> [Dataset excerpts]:
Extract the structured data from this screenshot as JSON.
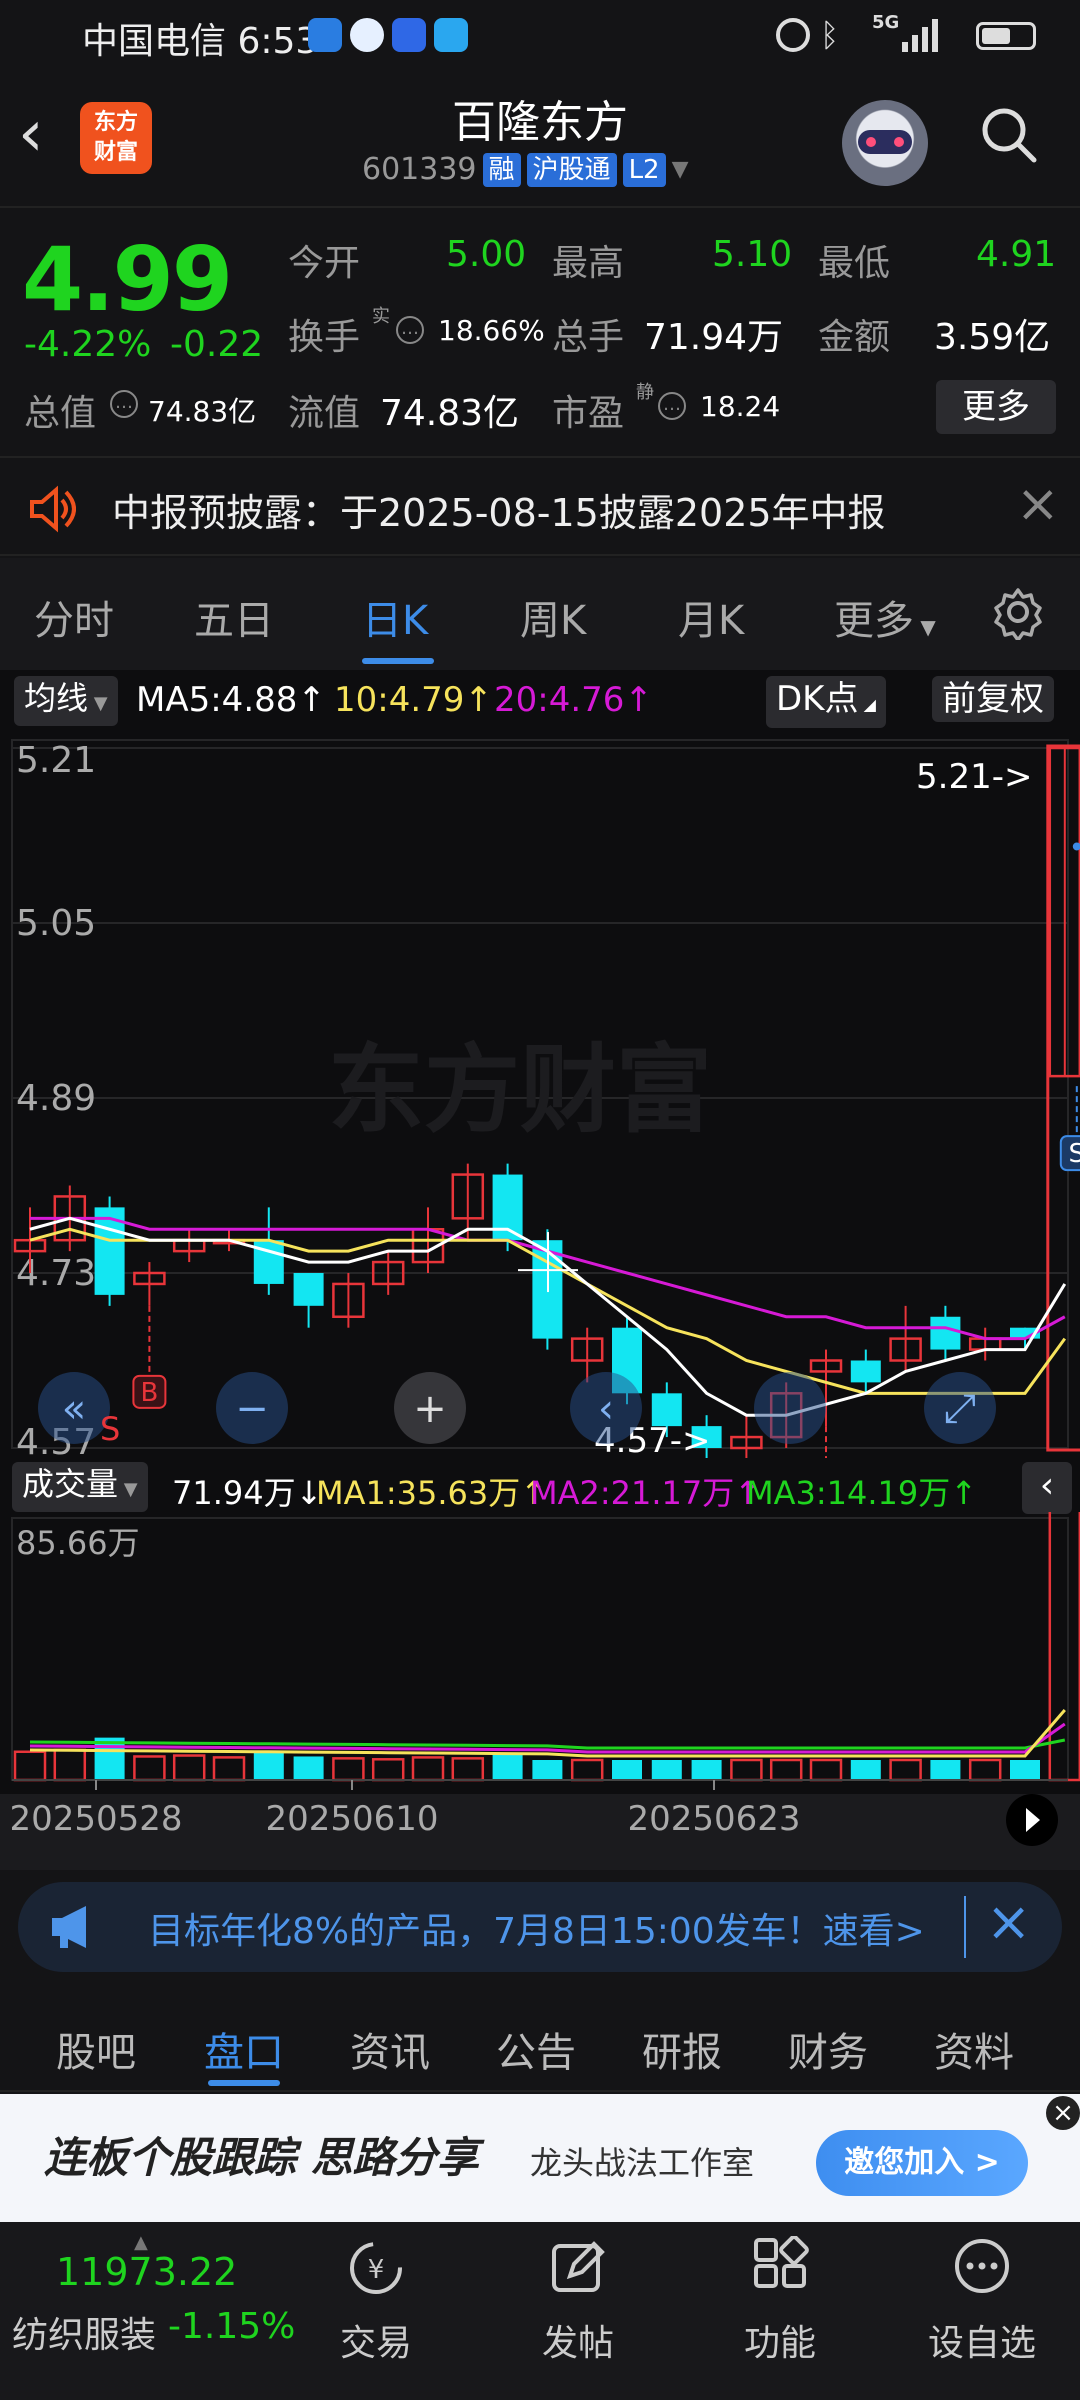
{
  "status_bar": {
    "carrier": "中国电信 6:53",
    "net": "5G"
  },
  "header": {
    "logo_line1": "东方",
    "logo_line2": "财富",
    "title": "百隆东方",
    "code": "601339",
    "tags": [
      "融",
      "沪股通",
      "L2"
    ]
  },
  "quote": {
    "price": "4.99",
    "change_pct": "-4.22%",
    "change_amt": "-0.22",
    "open_label": "今开",
    "open": "5.00",
    "high_label": "最高",
    "high": "5.10",
    "low_label": "最低",
    "low": "4.91",
    "turnover_label": "换手",
    "turnover_sup": "实",
    "turnover": "18.66%",
    "volume_label": "总手",
    "volume": "71.94万",
    "amount_label": "金额",
    "amount": "3.59亿",
    "mktcap_label": "总值",
    "mktcap": "74.83亿",
    "float_label": "流值",
    "float": "74.83亿",
    "pe_label": "市盈",
    "pe_sup": "静",
    "pe": "18.24",
    "more": "更多"
  },
  "notice": {
    "text": "中报预披露：于2025-08-15披露2025年中报"
  },
  "tabs": [
    "分时",
    "五日",
    "日K",
    "周K",
    "月K",
    "更多"
  ],
  "active_tab": "日K",
  "ma_bar": {
    "selector": "均线",
    "ma5": "MA5:4.88",
    "ma10": "10:4.79",
    "ma20": "20:4.76",
    "dk": "DK点",
    "fq": "前复权"
  },
  "colors": {
    "up": "#e8353a",
    "down": "#13e6f2",
    "ma5": "#ffffff",
    "ma10": "#f6e35c",
    "ma20": "#d61ad6",
    "green": "#1fd41f",
    "accent": "#3d8ce8"
  },
  "chart_data": {
    "type": "candlestick",
    "y_ticks": [
      "5.21",
      "5.05",
      "4.89",
      "4.73",
      "4.57"
    ],
    "ylim": [
      4.57,
      5.21
    ],
    "high_marker": "5.21->",
    "low_marker": "4.57->",
    "watermark": "东方财富",
    "candles": [
      {
        "o": 4.75,
        "c": 4.76,
        "h": 4.79,
        "l": 4.73,
        "dir": "up"
      },
      {
        "o": 4.76,
        "c": 4.8,
        "h": 4.81,
        "l": 4.75,
        "dir": "up"
      },
      {
        "o": 4.79,
        "c": 4.71,
        "h": 4.8,
        "l": 4.7,
        "dir": "down"
      },
      {
        "o": 4.72,
        "c": 4.73,
        "h": 4.74,
        "l": 4.7,
        "dir": "up",
        "marker": "B"
      },
      {
        "o": 4.75,
        "c": 4.76,
        "h": 4.77,
        "l": 4.74,
        "dir": "up"
      },
      {
        "o": 4.76,
        "c": 4.76,
        "h": 4.77,
        "l": 4.75,
        "dir": "up"
      },
      {
        "o": 4.76,
        "c": 4.72,
        "h": 4.79,
        "l": 4.71,
        "dir": "down"
      },
      {
        "o": 4.73,
        "c": 4.7,
        "h": 4.73,
        "l": 4.68,
        "dir": "down"
      },
      {
        "o": 4.69,
        "c": 4.72,
        "h": 4.73,
        "l": 4.68,
        "dir": "up"
      },
      {
        "o": 4.72,
        "c": 4.74,
        "h": 4.75,
        "l": 4.71,
        "dir": "up"
      },
      {
        "o": 4.74,
        "c": 4.77,
        "h": 4.79,
        "l": 4.73,
        "dir": "up"
      },
      {
        "o": 4.78,
        "c": 4.82,
        "h": 4.83,
        "l": 4.76,
        "dir": "up"
      },
      {
        "o": 4.82,
        "c": 4.76,
        "h": 4.83,
        "l": 4.75,
        "dir": "down"
      },
      {
        "o": 4.76,
        "c": 4.67,
        "h": 4.77,
        "l": 4.66,
        "dir": "down"
      },
      {
        "o": 4.65,
        "c": 4.67,
        "h": 4.68,
        "l": 4.63,
        "dir": "up"
      },
      {
        "o": 4.68,
        "c": 4.62,
        "h": 4.69,
        "l": 4.61,
        "dir": "down"
      },
      {
        "o": 4.62,
        "c": 4.59,
        "h": 4.63,
        "l": 4.58,
        "dir": "down"
      },
      {
        "o": 4.59,
        "c": 4.57,
        "h": 4.6,
        "l": 4.56,
        "dir": "down"
      },
      {
        "o": 4.57,
        "c": 4.58,
        "h": 4.6,
        "l": 4.53,
        "dir": "up"
      },
      {
        "o": 4.58,
        "c": 4.62,
        "h": 4.63,
        "l": 4.57,
        "dir": "up"
      },
      {
        "o": 4.64,
        "c": 4.65,
        "h": 4.66,
        "l": 4.59,
        "dir": "up",
        "marker": "B"
      },
      {
        "o": 4.65,
        "c": 4.63,
        "h": 4.66,
        "l": 4.62,
        "dir": "down"
      },
      {
        "o": 4.65,
        "c": 4.67,
        "h": 4.7,
        "l": 4.64,
        "dir": "up"
      },
      {
        "o": 4.69,
        "c": 4.66,
        "h": 4.7,
        "l": 4.65,
        "dir": "down"
      },
      {
        "o": 4.67,
        "c": 4.66,
        "h": 4.68,
        "l": 4.65,
        "dir": "up"
      },
      {
        "o": 4.68,
        "c": 4.67,
        "h": 4.68,
        "l": 4.66,
        "dir": "down"
      },
      {
        "o": 4.91,
        "c": 5.21,
        "h": 5.21,
        "l": 4.91,
        "dir": "up",
        "marker": "S"
      }
    ],
    "ma5": [
      4.77,
      4.78,
      4.77,
      4.76,
      4.76,
      4.76,
      4.75,
      4.74,
      4.74,
      4.75,
      4.75,
      4.77,
      4.77,
      4.75,
      4.72,
      4.69,
      4.66,
      4.62,
      4.6,
      4.6,
      4.61,
      4.62,
      4.64,
      4.65,
      4.66,
      4.66,
      4.72
    ],
    "ma10": [
      4.76,
      4.77,
      4.76,
      4.76,
      4.76,
      4.76,
      4.76,
      4.75,
      4.75,
      4.76,
      4.76,
      4.76,
      4.76,
      4.74,
      4.72,
      4.7,
      4.68,
      4.67,
      4.65,
      4.64,
      4.63,
      4.62,
      4.62,
      4.62,
      4.62,
      4.62,
      4.67
    ],
    "ma20": [
      4.78,
      4.78,
      4.78,
      4.77,
      4.77,
      4.77,
      4.77,
      4.77,
      4.77,
      4.77,
      4.77,
      4.76,
      4.76,
      4.75,
      4.74,
      4.73,
      4.72,
      4.71,
      4.7,
      4.69,
      4.69,
      4.68,
      4.68,
      4.68,
      4.67,
      4.67,
      4.69
    ],
    "volume": {
      "ymax_label": "85.66万",
      "current": "71.94万",
      "ma1": "MA1:35.63万",
      "ma2": "MA2:21.17万",
      "ma3": "MA3:14.19万",
      "values": [
        3.0,
        3.2,
        4.5,
        2.5,
        2.6,
        2.4,
        3.1,
        2.5,
        2.3,
        2.2,
        2.4,
        2.3,
        2.9,
        2.0,
        1.4,
        1.5,
        1.6,
        1.5,
        1.4,
        1.4,
        1.5,
        1.5,
        1.4,
        1.3,
        1.4,
        1.4,
        71.94
      ]
    },
    "x_ticks": [
      "20250528",
      "20250610",
      "20250623"
    ]
  },
  "volume_bar_label": "成交量",
  "ad_banner": "目标年化8%的产品，7月8日15:00发车！速看>",
  "tabs2": [
    "股吧",
    "盘口",
    "资讯",
    "公告",
    "研报",
    "财务",
    "资料"
  ],
  "active_tab2": "盘口",
  "ad2": {
    "headline": "连板个股跟踪 思路分享",
    "sub": "龙头战法工作室",
    "button": "邀您加入 >"
  },
  "bottom": {
    "index_value": "11973.22",
    "index_name": "纺织服装",
    "index_change": "-1.15%",
    "items": [
      "交易",
      "发帖",
      "功能",
      "设自选"
    ]
  }
}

> [WHAT IS EXPECTED]: Except for the pictures, copy the material above exactly.

> [RESPONSE BELOW]:
Extract the structured data from this screenshot as JSON.
{
  "status_bar": {
    "carrier": "中国电信 6:53",
    "net": "5G"
  },
  "header": {
    "logo_line1": "东方",
    "logo_line2": "财富",
    "title": "百隆东方",
    "code": "601339",
    "tags": [
      "融",
      "沪股通",
      "L2"
    ]
  },
  "quote": {
    "price": "4.99",
    "change_pct": "-4.22%",
    "change_amt": "-0.22",
    "open_label": "今开",
    "open": "5.00",
    "high_label": "最高",
    "high": "5.10",
    "low_label": "最低",
    "low": "4.91",
    "turnover_label": "换手",
    "turnover_sup": "实",
    "turnover": "18.66%",
    "volume_label": "总手",
    "volume": "71.94万",
    "amount_label": "金额",
    "amount": "3.59亿",
    "mktcap_label": "总值",
    "mktcap": "74.83亿",
    "float_label": "流值",
    "float": "74.83亿",
    "pe_label": "市盈",
    "pe_sup": "静",
    "pe": "18.24",
    "more": "更多"
  },
  "notice": {
    "text": "中报预披露：于2025-08-15披露2025年中报"
  },
  "tabs": [
    "分时",
    "五日",
    "日K",
    "周K",
    "月K",
    "更多"
  ],
  "active_tab": "日K",
  "ma_bar": {
    "selector": "均线",
    "ma5": "MA5:4.88",
    "ma10": "10:4.79",
    "ma20": "20:4.76",
    "dk": "DK点",
    "fq": "前复权"
  },
  "colors": {
    "up": "#e8353a",
    "down": "#13e6f2",
    "ma5": "#ffffff",
    "ma10": "#f6e35c",
    "ma20": "#d61ad6",
    "green": "#1fd41f",
    "accent": "#3d8ce8"
  },
  "chart_data": {
    "type": "candlestick",
    "y_ticks": [
      "5.21",
      "5.05",
      "4.89",
      "4.73",
      "4.57"
    ],
    "ylim": [
      4.57,
      5.21
    ],
    "high_marker": "5.21->",
    "low_marker": "4.57->",
    "watermark": "东方财富",
    "candles": [
      {
        "o": 4.75,
        "c": 4.76,
        "h": 4.79,
        "l": 4.73,
        "dir": "up"
      },
      {
        "o": 4.76,
        "c": 4.8,
        "h": 4.81,
        "l": 4.75,
        "dir": "up"
      },
      {
        "o": 4.79,
        "c": 4.71,
        "h": 4.8,
        "l": 4.7,
        "dir": "down"
      },
      {
        "o": 4.72,
        "c": 4.73,
        "h": 4.74,
        "l": 4.7,
        "dir": "up",
        "marker": "B"
      },
      {
        "o": 4.75,
        "c": 4.76,
        "h": 4.77,
        "l": 4.74,
        "dir": "up"
      },
      {
        "o": 4.76,
        "c": 4.76,
        "h": 4.77,
        "l": 4.75,
        "dir": "up"
      },
      {
        "o": 4.76,
        "c": 4.72,
        "h": 4.79,
        "l": 4.71,
        "dir": "down"
      },
      {
        "o": 4.73,
        "c": 4.7,
        "h": 4.73,
        "l": 4.68,
        "dir": "down"
      },
      {
        "o": 4.69,
        "c": 4.72,
        "h": 4.73,
        "l": 4.68,
        "dir": "up"
      },
      {
        "o": 4.72,
        "c": 4.74,
        "h": 4.75,
        "l": 4.71,
        "dir": "up"
      },
      {
        "o": 4.74,
        "c": 4.77,
        "h": 4.79,
        "l": 4.73,
        "dir": "up"
      },
      {
        "o": 4.78,
        "c": 4.82,
        "h": 4.83,
        "l": 4.76,
        "dir": "up"
      },
      {
        "o": 4.82,
        "c": 4.76,
        "h": 4.83,
        "l": 4.75,
        "dir": "down"
      },
      {
        "o": 4.76,
        "c": 4.67,
        "h": 4.77,
        "l": 4.66,
        "dir": "down"
      },
      {
        "o": 4.65,
        "c": 4.67,
        "h": 4.68,
        "l": 4.63,
        "dir": "up"
      },
      {
        "o": 4.68,
        "c": 4.62,
        "h": 4.69,
        "l": 4.61,
        "dir": "down"
      },
      {
        "o": 4.62,
        "c": 4.59,
        "h": 4.63,
        "l": 4.58,
        "dir": "down"
      },
      {
        "o": 4.59,
        "c": 4.57,
        "h": 4.6,
        "l": 4.56,
        "dir": "down"
      },
      {
        "o": 4.57,
        "c": 4.58,
        "h": 4.6,
        "l": 4.53,
        "dir": "up"
      },
      {
        "o": 4.58,
        "c": 4.62,
        "h": 4.63,
        "l": 4.57,
        "dir": "up"
      },
      {
        "o": 4.64,
        "c": 4.65,
        "h": 4.66,
        "l": 4.59,
        "dir": "up",
        "marker": "B"
      },
      {
        "o": 4.65,
        "c": 4.63,
        "h": 4.66,
        "l": 4.62,
        "dir": "down"
      },
      {
        "o": 4.65,
        "c": 4.67,
        "h": 4.7,
        "l": 4.64,
        "dir": "up"
      },
      {
        "o": 4.69,
        "c": 4.66,
        "h": 4.7,
        "l": 4.65,
        "dir": "down"
      },
      {
        "o": 4.67,
        "c": 4.66,
        "h": 4.68,
        "l": 4.65,
        "dir": "up"
      },
      {
        "o": 4.68,
        "c": 4.67,
        "h": 4.68,
        "l": 4.66,
        "dir": "down"
      },
      {
        "o": 4.91,
        "c": 5.21,
        "h": 5.21,
        "l": 4.91,
        "dir": "up",
        "marker": "S"
      }
    ],
    "ma5": [
      4.77,
      4.78,
      4.77,
      4.76,
      4.76,
      4.76,
      4.75,
      4.74,
      4.74,
      4.75,
      4.75,
      4.77,
      4.77,
      4.75,
      4.72,
      4.69,
      4.66,
      4.62,
      4.6,
      4.6,
      4.61,
      4.62,
      4.64,
      4.65,
      4.66,
      4.66,
      4.72
    ],
    "ma10": [
      4.76,
      4.77,
      4.76,
      4.76,
      4.76,
      4.76,
      4.76,
      4.75,
      4.75,
      4.76,
      4.76,
      4.76,
      4.76,
      4.74,
      4.72,
      4.7,
      4.68,
      4.67,
      4.65,
      4.64,
      4.63,
      4.62,
      4.62,
      4.62,
      4.62,
      4.62,
      4.67
    ],
    "ma20": [
      4.78,
      4.78,
      4.78,
      4.77,
      4.77,
      4.77,
      4.77,
      4.77,
      4.77,
      4.77,
      4.77,
      4.76,
      4.76,
      4.75,
      4.74,
      4.73,
      4.72,
      4.71,
      4.7,
      4.69,
      4.69,
      4.68,
      4.68,
      4.68,
      4.67,
      4.67,
      4.69
    ],
    "volume": {
      "ymax_label": "85.66万",
      "current": "71.94万",
      "ma1": "MA1:35.63万",
      "ma2": "MA2:21.17万",
      "ma3": "MA3:14.19万",
      "values": [
        3.0,
        3.2,
        4.5,
        2.5,
        2.6,
        2.4,
        3.1,
        2.5,
        2.3,
        2.2,
        2.4,
        2.3,
        2.9,
        2.0,
        1.4,
        1.5,
        1.6,
        1.5,
        1.4,
        1.4,
        1.5,
        1.5,
        1.4,
        1.3,
        1.4,
        1.4,
        71.94
      ]
    },
    "x_ticks": [
      "20250528",
      "20250610",
      "20250623"
    ]
  },
  "volume_bar_label": "成交量",
  "ad_banner": "目标年化8%的产品，7月8日15:00发车！速看>",
  "tabs2": [
    "股吧",
    "盘口",
    "资讯",
    "公告",
    "研报",
    "财务",
    "资料"
  ],
  "active_tab2": "盘口",
  "ad2": {
    "headline": "连板个股跟踪 思路分享",
    "sub": "龙头战法工作室",
    "button": "邀您加入 >"
  },
  "bottom": {
    "index_value": "11973.22",
    "index_name": "纺织服装",
    "index_change": "-1.15%",
    "items": [
      "交易",
      "发帖",
      "功能",
      "设自选"
    ]
  }
}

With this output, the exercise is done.